▶ [Written exercise]:
Pictures do not belong in the copy; restate the records below word for word.

▶ [Source records]:

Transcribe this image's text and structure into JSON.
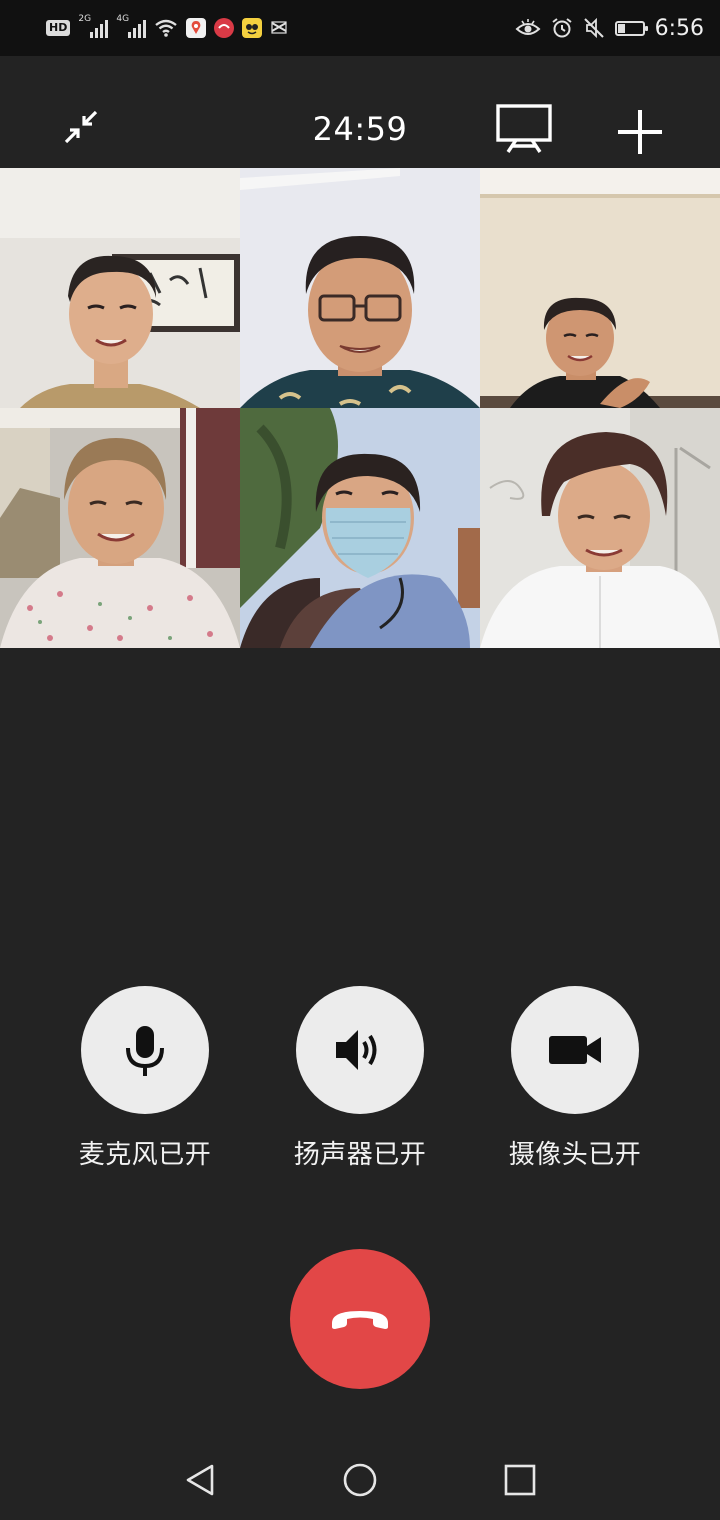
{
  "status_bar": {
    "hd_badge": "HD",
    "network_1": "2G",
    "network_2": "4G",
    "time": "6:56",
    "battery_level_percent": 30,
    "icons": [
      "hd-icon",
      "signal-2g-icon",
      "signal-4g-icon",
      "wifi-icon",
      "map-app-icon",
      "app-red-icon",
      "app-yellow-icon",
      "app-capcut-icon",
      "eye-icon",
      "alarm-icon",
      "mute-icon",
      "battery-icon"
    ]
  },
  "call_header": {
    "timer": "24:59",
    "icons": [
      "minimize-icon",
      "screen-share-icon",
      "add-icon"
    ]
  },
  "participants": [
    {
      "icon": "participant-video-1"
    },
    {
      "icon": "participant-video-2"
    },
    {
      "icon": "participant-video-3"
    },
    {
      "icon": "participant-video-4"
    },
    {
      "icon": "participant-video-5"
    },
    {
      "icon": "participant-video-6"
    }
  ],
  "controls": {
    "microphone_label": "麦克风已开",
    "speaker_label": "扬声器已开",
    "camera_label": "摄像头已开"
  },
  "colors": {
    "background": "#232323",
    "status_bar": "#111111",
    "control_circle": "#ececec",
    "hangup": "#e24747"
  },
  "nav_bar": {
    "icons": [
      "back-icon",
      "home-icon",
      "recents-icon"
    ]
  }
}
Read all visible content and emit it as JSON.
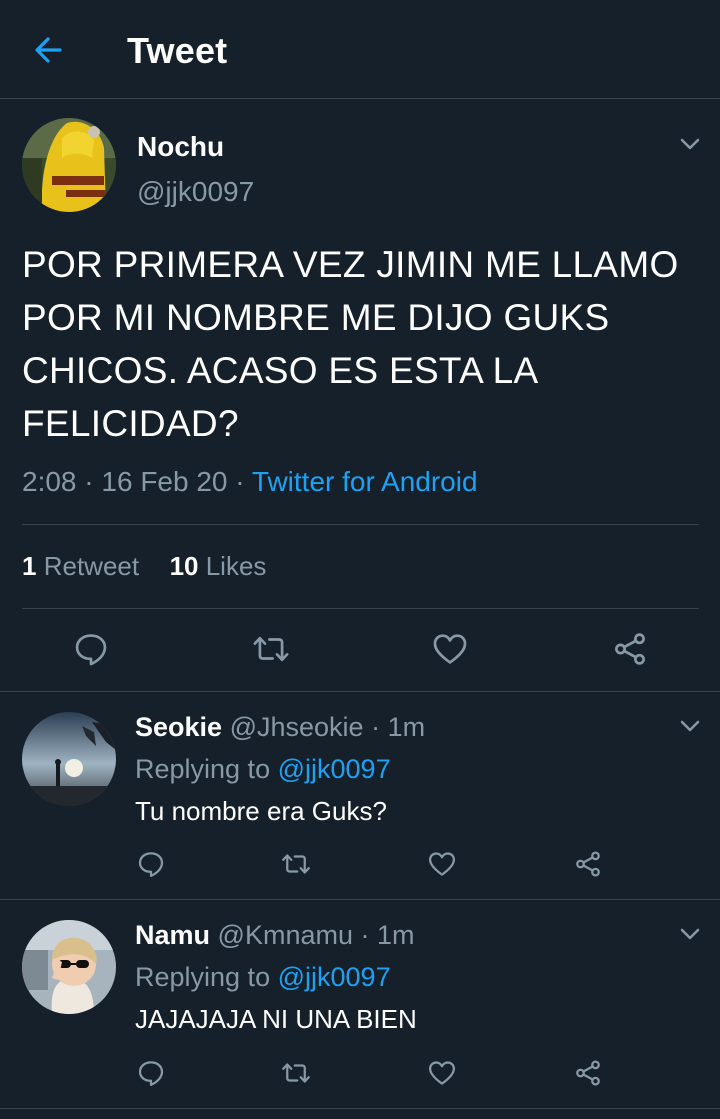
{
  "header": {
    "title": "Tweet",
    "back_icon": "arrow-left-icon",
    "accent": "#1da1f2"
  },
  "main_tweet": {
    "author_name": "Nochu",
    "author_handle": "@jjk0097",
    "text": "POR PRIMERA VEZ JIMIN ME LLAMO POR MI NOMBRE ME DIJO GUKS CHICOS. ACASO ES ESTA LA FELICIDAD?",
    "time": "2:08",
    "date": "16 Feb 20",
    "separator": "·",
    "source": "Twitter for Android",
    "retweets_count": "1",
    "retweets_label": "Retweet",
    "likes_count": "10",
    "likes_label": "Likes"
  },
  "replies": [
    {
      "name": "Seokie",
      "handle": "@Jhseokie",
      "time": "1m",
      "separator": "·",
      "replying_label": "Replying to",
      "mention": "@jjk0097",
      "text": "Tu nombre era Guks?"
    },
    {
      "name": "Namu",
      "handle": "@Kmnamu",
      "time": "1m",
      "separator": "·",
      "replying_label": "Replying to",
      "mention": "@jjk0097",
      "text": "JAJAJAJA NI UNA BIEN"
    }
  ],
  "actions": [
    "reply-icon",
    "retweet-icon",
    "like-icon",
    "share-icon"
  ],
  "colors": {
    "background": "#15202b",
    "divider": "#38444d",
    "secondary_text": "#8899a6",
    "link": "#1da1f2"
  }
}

▶ [Result of the task]:
Transcribe this image's text and structure into JSON.
{
  "status_bar": {
    "hd_badge": "HD",
    "network_1": "2G",
    "network_2": "4G",
    "time": "6:56",
    "battery_level_percent": 30,
    "icons": [
      "hd-icon",
      "signal-2g-icon",
      "signal-4g-icon",
      "wifi-icon",
      "map-app-icon",
      "app-red-icon",
      "app-yellow-icon",
      "app-capcut-icon",
      "eye-icon",
      "alarm-icon",
      "mute-icon",
      "battery-icon"
    ]
  },
  "call_header": {
    "timer": "24:59",
    "icons": [
      "minimize-icon",
      "screen-share-icon",
      "add-icon"
    ]
  },
  "participants": [
    {
      "icon": "participant-video-1"
    },
    {
      "icon": "participant-video-2"
    },
    {
      "icon": "participant-video-3"
    },
    {
      "icon": "participant-video-4"
    },
    {
      "icon": "participant-video-5"
    },
    {
      "icon": "participant-video-6"
    }
  ],
  "controls": {
    "microphone_label": "麦克风已开",
    "speaker_label": "扬声器已开",
    "camera_label": "摄像头已开"
  },
  "colors": {
    "background": "#232323",
    "status_bar": "#111111",
    "control_circle": "#ececec",
    "hangup": "#e24747"
  },
  "nav_bar": {
    "icons": [
      "back-icon",
      "home-icon",
      "recents-icon"
    ]
  }
}
Read all visible content and emit it as JSON.
{
  "header": {
    "title": "Tweet",
    "back_icon": "arrow-left-icon",
    "accent": "#1da1f2"
  },
  "main_tweet": {
    "author_name": "Nochu",
    "author_handle": "@jjk0097",
    "text": "POR PRIMERA VEZ JIMIN ME LLAMO POR MI NOMBRE ME DIJO GUKS CHICOS. ACASO ES ESTA LA FELICIDAD?",
    "time": "2:08",
    "date": "16 Feb 20",
    "separator": "·",
    "source": "Twitter for Android",
    "retweets_count": "1",
    "retweets_label": "Retweet",
    "likes_count": "10",
    "likes_label": "Likes"
  },
  "replies": [
    {
      "name": "Seokie",
      "handle": "@Jhseokie",
      "time": "1m",
      "separator": "·",
      "replying_label": "Replying to",
      "mention": "@jjk0097",
      "text": "Tu nombre era Guks?"
    },
    {
      "name": "Namu",
      "handle": "@Kmnamu",
      "time": "1m",
      "separator": "·",
      "replying_label": "Replying to",
      "mention": "@jjk0097",
      "text": "JAJAJAJA NI UNA BIEN"
    }
  ],
  "actions": [
    "reply-icon",
    "retweet-icon",
    "like-icon",
    "share-icon"
  ],
  "colors": {
    "background": "#15202b",
    "divider": "#38444d",
    "secondary_text": "#8899a6",
    "link": "#1da1f2"
  }
}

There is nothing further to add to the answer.